>> Begin Input data

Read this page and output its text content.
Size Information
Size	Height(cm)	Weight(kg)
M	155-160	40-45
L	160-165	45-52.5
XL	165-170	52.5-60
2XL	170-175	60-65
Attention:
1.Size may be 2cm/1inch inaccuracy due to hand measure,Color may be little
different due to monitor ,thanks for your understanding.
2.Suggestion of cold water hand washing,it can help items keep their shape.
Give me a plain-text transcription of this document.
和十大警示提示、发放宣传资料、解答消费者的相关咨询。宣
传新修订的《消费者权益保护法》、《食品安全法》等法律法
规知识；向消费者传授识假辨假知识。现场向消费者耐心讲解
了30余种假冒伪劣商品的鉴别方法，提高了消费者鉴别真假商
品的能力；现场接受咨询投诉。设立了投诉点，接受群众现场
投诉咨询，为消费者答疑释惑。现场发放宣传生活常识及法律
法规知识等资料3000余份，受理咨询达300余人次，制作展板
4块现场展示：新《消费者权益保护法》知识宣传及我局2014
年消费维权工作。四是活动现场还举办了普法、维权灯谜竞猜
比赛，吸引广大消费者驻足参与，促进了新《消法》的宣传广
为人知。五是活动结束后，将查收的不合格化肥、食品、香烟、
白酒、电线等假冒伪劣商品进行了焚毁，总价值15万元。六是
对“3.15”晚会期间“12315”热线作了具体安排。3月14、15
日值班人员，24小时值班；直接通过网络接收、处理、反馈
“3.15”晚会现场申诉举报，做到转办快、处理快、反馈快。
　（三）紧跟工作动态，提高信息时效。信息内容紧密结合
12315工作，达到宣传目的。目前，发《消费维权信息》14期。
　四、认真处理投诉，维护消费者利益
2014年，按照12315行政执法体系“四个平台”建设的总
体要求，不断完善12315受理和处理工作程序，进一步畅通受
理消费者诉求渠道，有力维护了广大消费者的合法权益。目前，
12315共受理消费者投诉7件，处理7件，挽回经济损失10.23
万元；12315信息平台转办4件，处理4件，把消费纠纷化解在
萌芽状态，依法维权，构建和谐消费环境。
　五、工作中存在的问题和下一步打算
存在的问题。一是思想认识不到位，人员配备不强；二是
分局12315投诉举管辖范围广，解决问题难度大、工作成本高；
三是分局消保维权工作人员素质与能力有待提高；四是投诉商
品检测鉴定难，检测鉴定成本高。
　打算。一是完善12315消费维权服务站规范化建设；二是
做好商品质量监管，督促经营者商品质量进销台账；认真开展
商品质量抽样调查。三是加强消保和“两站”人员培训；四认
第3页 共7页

>> End Input data
>> Begin Input data

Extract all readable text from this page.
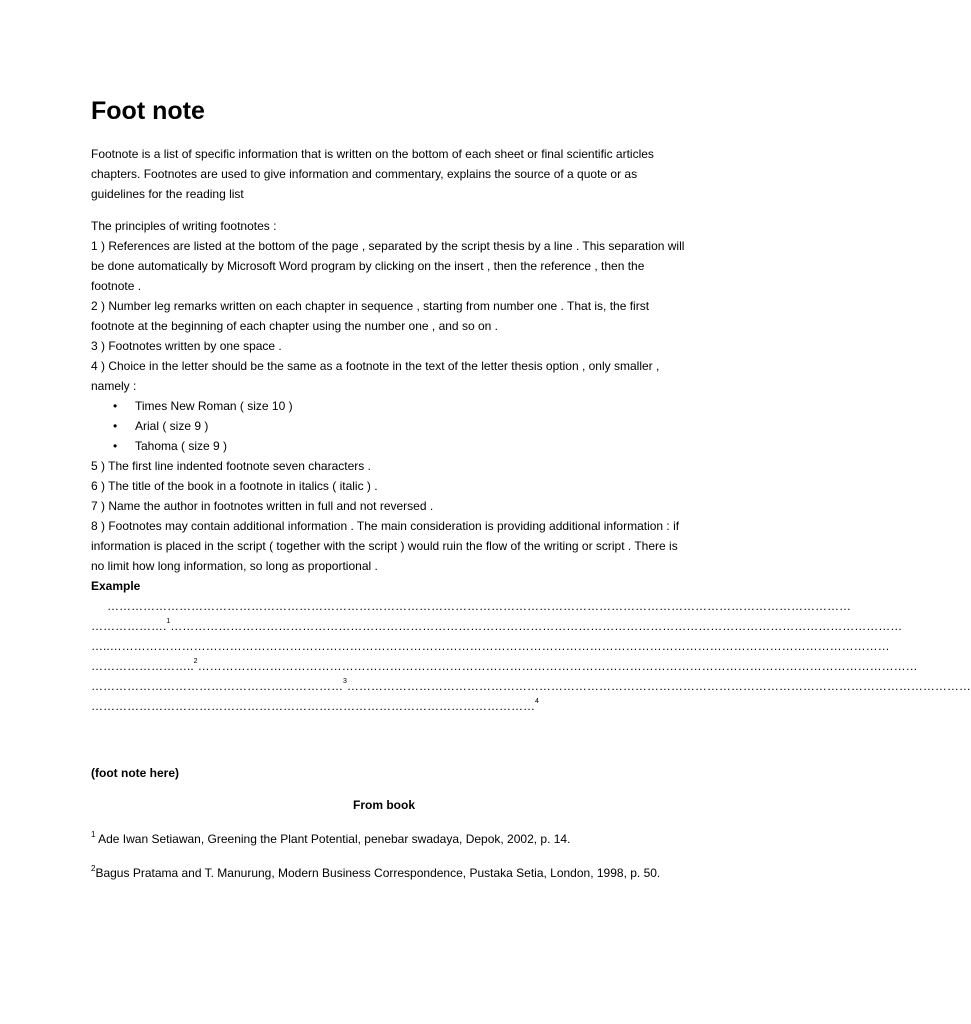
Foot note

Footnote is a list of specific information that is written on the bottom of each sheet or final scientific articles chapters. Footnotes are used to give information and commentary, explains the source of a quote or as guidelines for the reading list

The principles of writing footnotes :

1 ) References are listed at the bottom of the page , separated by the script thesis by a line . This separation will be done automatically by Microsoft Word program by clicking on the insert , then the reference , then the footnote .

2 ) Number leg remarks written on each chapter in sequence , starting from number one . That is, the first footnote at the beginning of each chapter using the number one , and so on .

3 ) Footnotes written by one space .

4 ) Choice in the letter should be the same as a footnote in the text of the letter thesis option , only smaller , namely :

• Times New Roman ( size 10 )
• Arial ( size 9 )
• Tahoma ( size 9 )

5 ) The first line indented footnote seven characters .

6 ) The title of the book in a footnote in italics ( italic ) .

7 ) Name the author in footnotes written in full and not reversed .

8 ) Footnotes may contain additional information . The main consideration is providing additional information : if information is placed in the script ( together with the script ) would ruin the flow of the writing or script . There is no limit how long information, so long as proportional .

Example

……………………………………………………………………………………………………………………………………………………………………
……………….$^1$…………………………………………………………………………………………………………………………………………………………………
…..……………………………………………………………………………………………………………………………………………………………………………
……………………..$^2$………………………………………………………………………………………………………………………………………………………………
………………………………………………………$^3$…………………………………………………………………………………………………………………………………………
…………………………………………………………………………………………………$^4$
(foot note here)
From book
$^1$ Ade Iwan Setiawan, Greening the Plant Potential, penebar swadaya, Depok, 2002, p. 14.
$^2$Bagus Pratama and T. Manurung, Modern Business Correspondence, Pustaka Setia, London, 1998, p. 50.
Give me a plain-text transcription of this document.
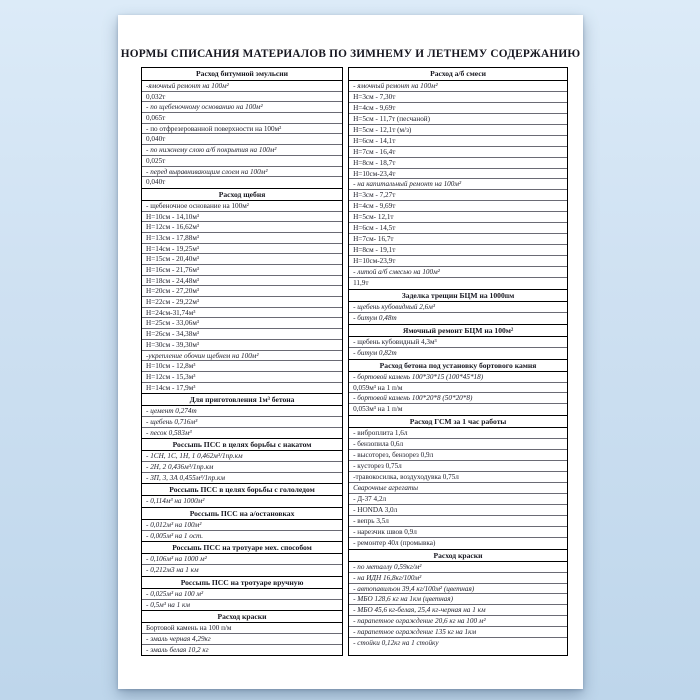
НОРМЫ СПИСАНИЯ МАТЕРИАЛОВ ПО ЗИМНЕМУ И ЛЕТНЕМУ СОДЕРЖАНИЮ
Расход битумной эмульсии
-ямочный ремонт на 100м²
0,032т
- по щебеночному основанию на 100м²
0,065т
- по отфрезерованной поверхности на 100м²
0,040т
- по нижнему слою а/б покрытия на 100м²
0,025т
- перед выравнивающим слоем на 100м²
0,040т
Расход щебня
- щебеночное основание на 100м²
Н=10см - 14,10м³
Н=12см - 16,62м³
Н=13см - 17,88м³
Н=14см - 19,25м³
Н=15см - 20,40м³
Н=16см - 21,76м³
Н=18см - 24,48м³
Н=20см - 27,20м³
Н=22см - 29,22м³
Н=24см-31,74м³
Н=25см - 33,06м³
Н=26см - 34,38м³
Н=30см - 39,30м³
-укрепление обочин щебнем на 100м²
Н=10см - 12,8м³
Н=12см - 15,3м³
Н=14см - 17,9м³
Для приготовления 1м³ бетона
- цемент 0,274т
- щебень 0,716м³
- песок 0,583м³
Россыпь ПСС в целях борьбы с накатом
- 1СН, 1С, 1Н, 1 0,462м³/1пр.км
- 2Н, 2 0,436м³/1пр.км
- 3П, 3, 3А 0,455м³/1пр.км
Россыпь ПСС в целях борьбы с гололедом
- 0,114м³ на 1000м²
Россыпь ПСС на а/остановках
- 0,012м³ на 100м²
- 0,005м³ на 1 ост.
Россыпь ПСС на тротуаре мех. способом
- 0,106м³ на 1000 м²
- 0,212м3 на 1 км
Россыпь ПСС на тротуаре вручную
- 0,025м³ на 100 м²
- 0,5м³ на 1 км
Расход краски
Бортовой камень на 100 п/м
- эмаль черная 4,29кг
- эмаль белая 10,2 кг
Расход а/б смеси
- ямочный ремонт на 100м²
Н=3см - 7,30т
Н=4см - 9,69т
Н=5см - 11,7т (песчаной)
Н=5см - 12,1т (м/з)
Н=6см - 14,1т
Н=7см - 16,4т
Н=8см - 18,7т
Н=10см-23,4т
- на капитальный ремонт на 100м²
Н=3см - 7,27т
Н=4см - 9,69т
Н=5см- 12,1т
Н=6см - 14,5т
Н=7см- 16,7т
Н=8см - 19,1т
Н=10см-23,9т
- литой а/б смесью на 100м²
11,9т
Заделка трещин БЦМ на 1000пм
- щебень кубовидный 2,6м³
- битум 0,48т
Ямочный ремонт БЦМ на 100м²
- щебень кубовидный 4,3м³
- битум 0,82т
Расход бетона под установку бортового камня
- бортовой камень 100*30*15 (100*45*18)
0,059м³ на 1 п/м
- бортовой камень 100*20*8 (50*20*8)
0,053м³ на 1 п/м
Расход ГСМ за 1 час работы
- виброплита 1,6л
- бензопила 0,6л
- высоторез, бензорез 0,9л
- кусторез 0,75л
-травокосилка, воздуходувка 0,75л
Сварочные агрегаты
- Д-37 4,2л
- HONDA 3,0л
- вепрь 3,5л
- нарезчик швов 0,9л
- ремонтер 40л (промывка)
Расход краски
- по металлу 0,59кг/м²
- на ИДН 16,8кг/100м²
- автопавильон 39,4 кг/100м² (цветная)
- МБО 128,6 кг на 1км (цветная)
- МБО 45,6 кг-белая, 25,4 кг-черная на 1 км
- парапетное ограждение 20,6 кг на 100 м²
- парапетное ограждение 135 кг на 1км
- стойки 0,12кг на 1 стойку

>> End Input data
>> Begin Input data

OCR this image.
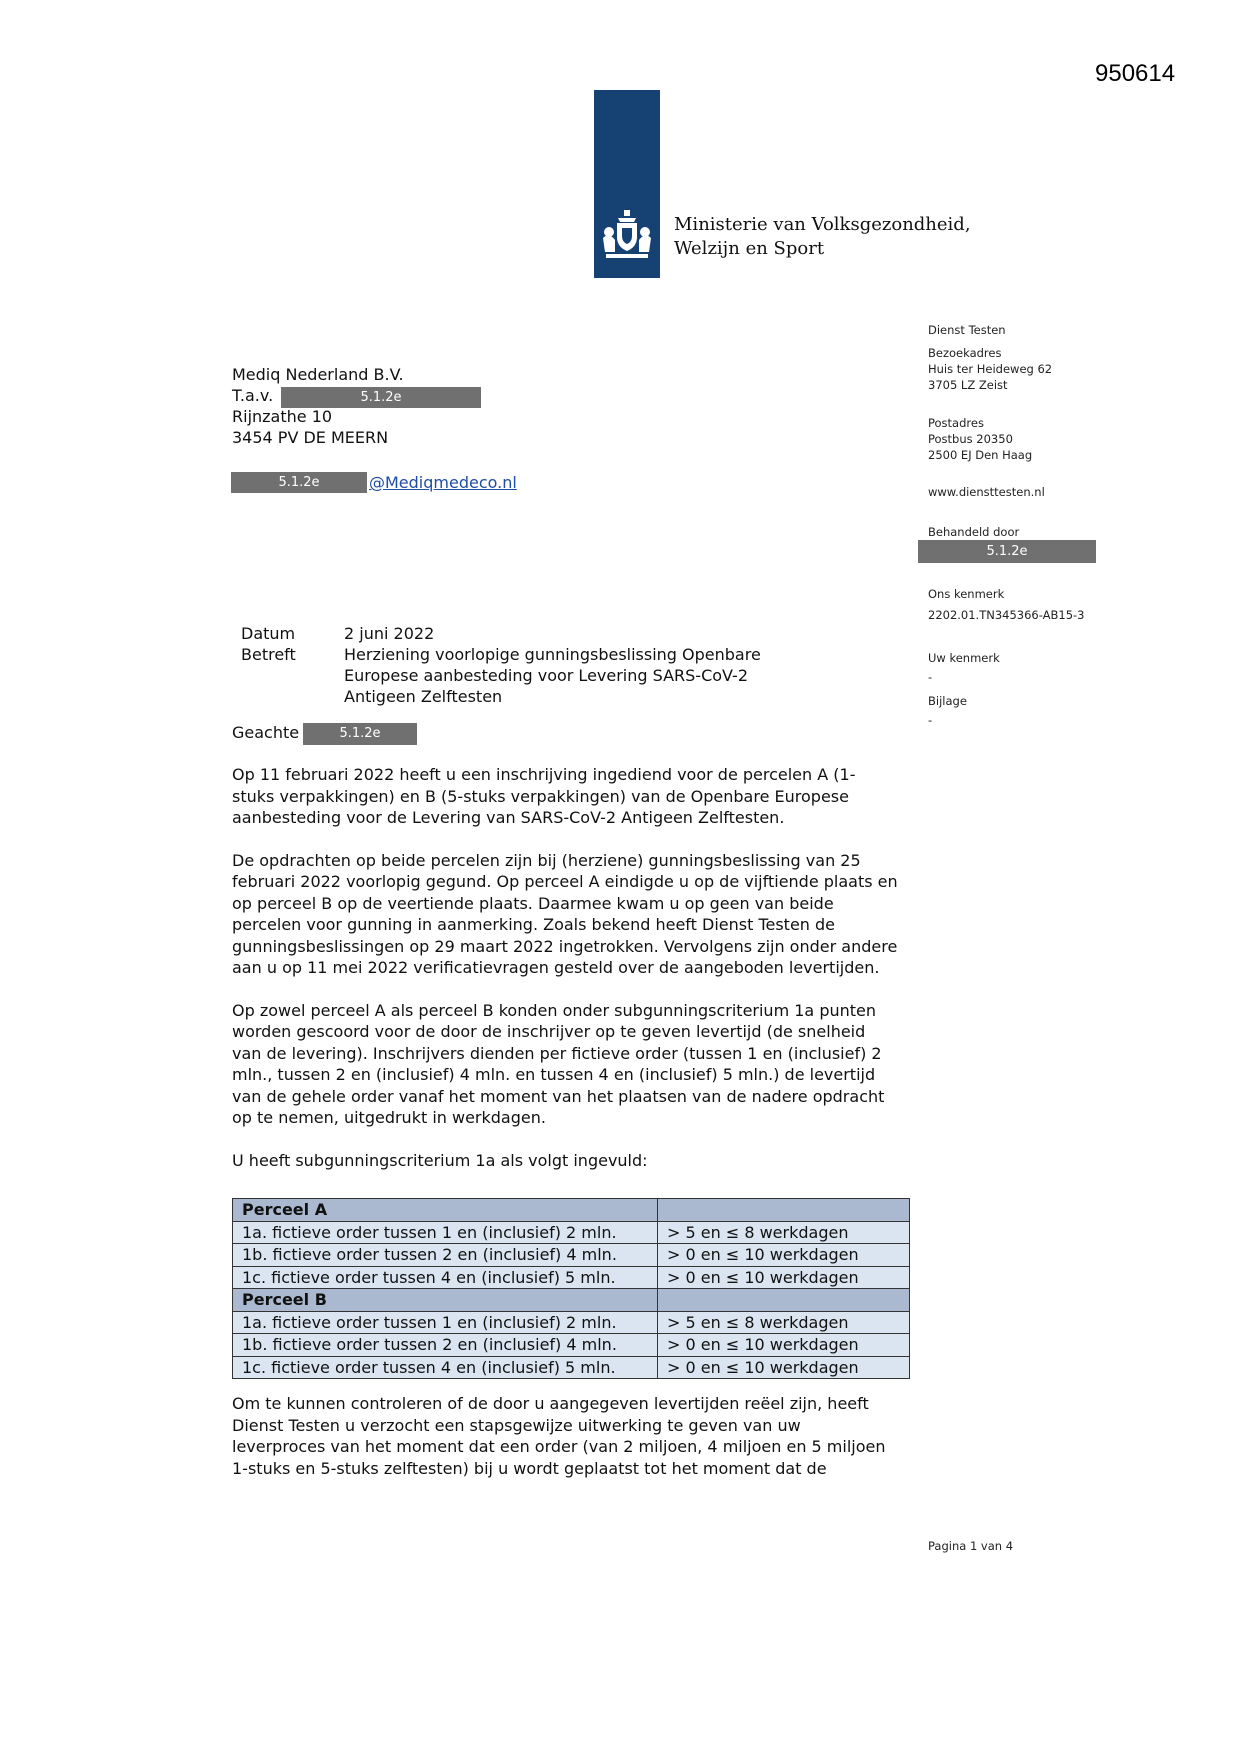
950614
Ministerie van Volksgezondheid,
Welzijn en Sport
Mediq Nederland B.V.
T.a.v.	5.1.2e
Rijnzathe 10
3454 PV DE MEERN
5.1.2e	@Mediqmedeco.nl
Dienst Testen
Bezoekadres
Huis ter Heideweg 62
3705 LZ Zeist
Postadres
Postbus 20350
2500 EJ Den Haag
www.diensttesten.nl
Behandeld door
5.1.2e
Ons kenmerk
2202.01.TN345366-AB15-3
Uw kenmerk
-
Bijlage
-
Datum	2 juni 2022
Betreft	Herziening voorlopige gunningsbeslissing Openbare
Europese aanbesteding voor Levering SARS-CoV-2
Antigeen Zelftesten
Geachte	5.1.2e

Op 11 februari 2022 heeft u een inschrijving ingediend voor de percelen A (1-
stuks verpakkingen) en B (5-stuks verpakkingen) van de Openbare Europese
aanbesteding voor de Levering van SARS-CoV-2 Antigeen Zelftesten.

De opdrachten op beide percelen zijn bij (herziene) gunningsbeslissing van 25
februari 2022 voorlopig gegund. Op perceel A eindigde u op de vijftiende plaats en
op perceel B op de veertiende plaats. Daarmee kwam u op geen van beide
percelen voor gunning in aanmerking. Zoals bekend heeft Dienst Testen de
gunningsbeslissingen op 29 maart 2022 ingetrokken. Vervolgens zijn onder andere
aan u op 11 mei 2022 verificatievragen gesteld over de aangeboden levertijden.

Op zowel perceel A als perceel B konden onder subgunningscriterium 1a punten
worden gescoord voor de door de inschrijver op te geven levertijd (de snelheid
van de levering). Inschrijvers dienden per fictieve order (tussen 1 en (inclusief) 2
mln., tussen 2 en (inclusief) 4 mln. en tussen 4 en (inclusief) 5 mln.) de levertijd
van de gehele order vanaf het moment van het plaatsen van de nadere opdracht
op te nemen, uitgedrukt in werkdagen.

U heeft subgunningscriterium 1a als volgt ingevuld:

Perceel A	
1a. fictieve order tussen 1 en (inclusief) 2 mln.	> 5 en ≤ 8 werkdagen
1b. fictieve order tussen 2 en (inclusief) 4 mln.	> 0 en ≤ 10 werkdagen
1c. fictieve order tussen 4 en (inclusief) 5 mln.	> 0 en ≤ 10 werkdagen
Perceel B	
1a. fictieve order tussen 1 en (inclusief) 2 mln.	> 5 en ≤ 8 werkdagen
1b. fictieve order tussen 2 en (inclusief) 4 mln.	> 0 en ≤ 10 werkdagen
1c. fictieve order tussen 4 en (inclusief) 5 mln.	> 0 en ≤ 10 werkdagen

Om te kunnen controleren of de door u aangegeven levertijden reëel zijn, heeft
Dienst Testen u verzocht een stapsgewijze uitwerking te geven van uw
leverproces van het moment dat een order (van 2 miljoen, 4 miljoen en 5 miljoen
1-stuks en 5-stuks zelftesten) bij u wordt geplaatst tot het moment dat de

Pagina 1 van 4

>> End Input data

*Exercise directions*
Look over the records above and copy each line that includes the string "percelen".

*Right answer*
Op 11 februari 2022 heeft u een inschrijving ingediend voor de percelen A (1-
De opdrachten op beide percelen zijn bij (herziene) gunningsbeslissing van 25
percelen voor gunning in aanmerking. Zoals bekend heeft Dienst Testen de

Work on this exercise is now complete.